WHAT TO WORK ON: Could you copy the rows word for word, from the line containing "What elements are" up to and including the line containing "render-icon[interactable]: ▣ (1250, 801, 1269, 820)"?

THE INPUT:
══════

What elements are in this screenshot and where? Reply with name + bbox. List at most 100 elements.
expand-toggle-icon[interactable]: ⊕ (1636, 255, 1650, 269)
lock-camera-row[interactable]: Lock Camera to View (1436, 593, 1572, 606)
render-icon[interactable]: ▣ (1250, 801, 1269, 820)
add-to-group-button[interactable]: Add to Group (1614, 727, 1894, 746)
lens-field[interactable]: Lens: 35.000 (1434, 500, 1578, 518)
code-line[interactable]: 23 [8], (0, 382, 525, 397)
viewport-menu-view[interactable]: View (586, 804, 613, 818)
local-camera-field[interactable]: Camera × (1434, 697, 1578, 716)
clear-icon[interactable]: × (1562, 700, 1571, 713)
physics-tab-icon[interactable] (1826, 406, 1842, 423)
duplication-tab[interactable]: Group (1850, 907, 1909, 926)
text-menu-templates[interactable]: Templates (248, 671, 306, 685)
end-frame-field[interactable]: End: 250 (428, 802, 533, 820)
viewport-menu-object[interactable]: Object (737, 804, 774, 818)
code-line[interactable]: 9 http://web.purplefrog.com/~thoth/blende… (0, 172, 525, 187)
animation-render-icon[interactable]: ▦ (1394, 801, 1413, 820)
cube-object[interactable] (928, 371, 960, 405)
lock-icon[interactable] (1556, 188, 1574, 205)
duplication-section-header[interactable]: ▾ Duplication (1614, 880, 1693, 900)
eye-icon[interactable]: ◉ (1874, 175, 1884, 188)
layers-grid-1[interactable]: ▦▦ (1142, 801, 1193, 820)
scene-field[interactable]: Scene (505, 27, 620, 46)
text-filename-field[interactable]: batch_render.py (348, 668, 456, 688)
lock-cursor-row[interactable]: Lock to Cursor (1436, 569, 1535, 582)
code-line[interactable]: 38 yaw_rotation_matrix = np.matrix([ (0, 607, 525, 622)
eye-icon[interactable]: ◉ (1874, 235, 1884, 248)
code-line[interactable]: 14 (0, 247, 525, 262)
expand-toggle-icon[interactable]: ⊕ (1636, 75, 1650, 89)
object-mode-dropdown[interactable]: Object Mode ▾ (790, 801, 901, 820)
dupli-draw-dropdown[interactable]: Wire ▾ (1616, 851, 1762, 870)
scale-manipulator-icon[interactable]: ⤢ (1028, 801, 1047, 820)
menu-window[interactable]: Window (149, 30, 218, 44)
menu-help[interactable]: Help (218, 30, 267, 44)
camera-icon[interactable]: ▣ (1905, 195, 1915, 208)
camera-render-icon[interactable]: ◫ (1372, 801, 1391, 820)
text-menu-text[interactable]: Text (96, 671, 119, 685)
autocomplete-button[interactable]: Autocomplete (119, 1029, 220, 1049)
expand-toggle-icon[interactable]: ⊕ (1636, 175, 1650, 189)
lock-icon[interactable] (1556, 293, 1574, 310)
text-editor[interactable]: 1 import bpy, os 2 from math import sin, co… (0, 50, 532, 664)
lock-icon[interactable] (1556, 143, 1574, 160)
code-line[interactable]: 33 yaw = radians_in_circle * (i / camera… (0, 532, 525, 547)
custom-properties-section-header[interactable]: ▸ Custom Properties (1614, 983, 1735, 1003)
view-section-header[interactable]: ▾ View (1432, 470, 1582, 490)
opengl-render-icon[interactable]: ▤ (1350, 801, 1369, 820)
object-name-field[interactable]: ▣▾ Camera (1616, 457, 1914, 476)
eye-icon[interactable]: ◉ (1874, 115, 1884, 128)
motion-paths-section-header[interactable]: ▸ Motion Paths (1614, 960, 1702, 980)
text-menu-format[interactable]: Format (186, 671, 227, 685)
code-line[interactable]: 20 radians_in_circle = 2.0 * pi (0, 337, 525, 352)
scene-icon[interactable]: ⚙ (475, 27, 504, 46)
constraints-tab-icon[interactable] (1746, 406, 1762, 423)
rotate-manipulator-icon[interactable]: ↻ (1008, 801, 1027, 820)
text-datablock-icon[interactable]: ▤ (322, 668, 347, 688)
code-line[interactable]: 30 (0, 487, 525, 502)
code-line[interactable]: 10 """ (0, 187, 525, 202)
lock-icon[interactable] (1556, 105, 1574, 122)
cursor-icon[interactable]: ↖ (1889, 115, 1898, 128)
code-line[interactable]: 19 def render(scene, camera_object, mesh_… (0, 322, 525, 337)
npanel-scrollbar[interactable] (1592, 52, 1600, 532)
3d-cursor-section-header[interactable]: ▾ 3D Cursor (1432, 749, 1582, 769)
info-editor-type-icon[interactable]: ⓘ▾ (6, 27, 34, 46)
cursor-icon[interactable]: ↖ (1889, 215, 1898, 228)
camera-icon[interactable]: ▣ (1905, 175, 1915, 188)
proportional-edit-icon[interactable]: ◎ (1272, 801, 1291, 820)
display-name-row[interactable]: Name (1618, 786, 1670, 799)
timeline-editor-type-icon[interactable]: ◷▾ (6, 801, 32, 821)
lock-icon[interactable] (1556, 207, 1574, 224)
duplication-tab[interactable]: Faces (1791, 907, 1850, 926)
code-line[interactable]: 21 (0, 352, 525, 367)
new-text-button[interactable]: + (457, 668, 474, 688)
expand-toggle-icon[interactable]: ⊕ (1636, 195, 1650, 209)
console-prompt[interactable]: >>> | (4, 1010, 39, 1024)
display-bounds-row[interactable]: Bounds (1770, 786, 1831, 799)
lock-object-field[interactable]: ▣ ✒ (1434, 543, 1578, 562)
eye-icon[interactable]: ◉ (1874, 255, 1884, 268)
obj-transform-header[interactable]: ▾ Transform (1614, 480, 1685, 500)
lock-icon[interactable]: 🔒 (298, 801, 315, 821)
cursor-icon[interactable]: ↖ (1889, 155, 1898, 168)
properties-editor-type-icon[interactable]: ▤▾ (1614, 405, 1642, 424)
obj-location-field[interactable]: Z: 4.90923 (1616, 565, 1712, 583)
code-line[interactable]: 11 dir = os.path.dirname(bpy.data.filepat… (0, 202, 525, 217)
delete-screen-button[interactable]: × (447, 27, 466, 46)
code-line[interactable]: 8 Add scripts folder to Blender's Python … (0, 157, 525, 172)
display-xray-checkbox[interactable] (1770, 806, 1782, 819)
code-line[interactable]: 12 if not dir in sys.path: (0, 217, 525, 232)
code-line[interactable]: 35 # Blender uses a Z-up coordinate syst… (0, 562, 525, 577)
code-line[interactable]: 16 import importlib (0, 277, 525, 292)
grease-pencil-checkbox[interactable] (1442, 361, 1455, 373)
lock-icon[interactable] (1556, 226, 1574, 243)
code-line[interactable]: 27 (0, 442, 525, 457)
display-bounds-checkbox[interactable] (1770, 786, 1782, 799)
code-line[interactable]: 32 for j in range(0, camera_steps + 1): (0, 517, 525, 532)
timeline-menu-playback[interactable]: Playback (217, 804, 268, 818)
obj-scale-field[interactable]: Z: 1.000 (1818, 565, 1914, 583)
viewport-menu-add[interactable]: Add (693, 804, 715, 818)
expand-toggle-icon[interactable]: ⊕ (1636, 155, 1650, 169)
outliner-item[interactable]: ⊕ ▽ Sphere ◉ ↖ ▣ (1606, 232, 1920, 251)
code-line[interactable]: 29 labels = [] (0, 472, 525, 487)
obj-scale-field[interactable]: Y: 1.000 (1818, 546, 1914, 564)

══════

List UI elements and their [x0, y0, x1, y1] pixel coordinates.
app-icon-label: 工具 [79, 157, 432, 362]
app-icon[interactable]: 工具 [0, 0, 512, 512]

══════

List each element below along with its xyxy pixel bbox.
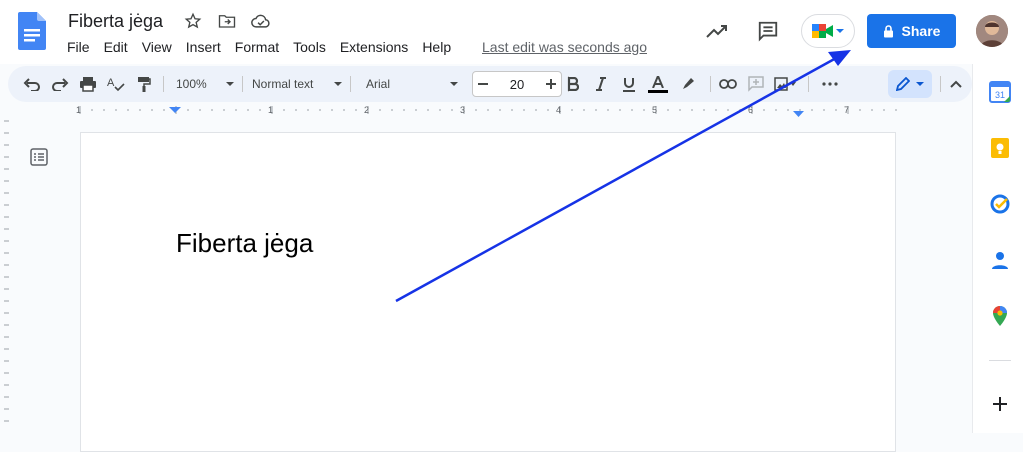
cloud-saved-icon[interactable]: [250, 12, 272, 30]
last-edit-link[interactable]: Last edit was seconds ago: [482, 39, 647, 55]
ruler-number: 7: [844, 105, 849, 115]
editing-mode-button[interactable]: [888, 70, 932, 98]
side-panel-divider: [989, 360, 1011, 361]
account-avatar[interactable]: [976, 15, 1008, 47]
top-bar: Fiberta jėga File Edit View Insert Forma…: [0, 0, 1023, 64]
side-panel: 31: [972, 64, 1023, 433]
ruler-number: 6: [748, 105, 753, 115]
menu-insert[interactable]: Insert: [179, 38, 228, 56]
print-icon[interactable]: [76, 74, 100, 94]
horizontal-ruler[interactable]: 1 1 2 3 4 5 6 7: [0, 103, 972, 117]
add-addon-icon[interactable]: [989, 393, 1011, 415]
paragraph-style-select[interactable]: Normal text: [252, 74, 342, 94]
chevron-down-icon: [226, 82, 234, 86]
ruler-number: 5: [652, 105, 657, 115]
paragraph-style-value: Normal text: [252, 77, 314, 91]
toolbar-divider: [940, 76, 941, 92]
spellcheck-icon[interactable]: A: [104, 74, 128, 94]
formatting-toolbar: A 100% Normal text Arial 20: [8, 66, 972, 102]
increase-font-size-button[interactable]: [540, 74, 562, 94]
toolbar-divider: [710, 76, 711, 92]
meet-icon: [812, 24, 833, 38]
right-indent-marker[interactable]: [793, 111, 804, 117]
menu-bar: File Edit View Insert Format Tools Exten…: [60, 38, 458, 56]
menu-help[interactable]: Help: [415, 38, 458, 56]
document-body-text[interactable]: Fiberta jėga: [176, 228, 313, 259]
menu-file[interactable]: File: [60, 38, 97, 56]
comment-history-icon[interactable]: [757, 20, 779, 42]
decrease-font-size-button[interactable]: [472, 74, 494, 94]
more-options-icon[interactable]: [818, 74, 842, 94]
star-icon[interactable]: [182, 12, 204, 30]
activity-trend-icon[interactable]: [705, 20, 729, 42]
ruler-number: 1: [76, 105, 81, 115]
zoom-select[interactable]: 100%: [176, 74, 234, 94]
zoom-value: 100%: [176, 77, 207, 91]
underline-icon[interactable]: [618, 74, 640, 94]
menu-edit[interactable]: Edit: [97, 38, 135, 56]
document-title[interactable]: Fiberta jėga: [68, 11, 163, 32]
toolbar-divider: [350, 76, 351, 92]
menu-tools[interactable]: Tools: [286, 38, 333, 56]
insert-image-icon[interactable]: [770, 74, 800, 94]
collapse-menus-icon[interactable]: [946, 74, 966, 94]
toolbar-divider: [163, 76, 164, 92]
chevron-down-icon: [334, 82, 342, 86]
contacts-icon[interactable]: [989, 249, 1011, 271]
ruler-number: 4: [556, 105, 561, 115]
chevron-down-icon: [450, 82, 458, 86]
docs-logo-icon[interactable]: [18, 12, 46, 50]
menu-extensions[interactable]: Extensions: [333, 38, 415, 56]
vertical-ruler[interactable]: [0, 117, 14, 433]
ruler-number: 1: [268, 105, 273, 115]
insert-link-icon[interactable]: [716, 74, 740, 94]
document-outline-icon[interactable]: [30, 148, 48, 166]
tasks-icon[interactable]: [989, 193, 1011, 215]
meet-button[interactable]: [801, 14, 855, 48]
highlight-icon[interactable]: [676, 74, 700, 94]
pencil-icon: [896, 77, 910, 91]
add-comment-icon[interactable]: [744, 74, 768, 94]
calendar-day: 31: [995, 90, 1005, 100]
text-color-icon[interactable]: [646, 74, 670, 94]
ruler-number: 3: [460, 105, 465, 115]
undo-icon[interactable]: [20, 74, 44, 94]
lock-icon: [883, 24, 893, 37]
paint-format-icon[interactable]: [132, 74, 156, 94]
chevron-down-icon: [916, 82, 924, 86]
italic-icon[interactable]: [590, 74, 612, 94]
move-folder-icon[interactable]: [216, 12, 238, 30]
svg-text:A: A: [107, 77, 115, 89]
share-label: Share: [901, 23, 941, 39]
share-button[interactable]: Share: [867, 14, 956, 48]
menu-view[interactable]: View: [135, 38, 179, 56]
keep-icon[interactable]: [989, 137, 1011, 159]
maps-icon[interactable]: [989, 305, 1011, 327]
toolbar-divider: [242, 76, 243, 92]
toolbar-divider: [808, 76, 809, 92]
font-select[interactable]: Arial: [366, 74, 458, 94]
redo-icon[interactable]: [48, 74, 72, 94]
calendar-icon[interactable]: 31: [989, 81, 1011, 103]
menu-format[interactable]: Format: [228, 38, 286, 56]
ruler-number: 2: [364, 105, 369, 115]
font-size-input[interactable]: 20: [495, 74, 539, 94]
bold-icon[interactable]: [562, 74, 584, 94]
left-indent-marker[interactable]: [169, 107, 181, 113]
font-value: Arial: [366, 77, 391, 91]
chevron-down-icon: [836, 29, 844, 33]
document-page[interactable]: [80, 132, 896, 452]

══════

COMPLETED EXERCISE:
What elements are in this screenshot and where? Reply with name + bbox. List at most 100 elements.
expand-toggle-icon[interactable]: ⊕ (1636, 255, 1650, 269)
lock-camera-row[interactable]: Lock Camera to View (1436, 593, 1572, 606)
render-icon[interactable]: ▣ (1250, 801, 1269, 820)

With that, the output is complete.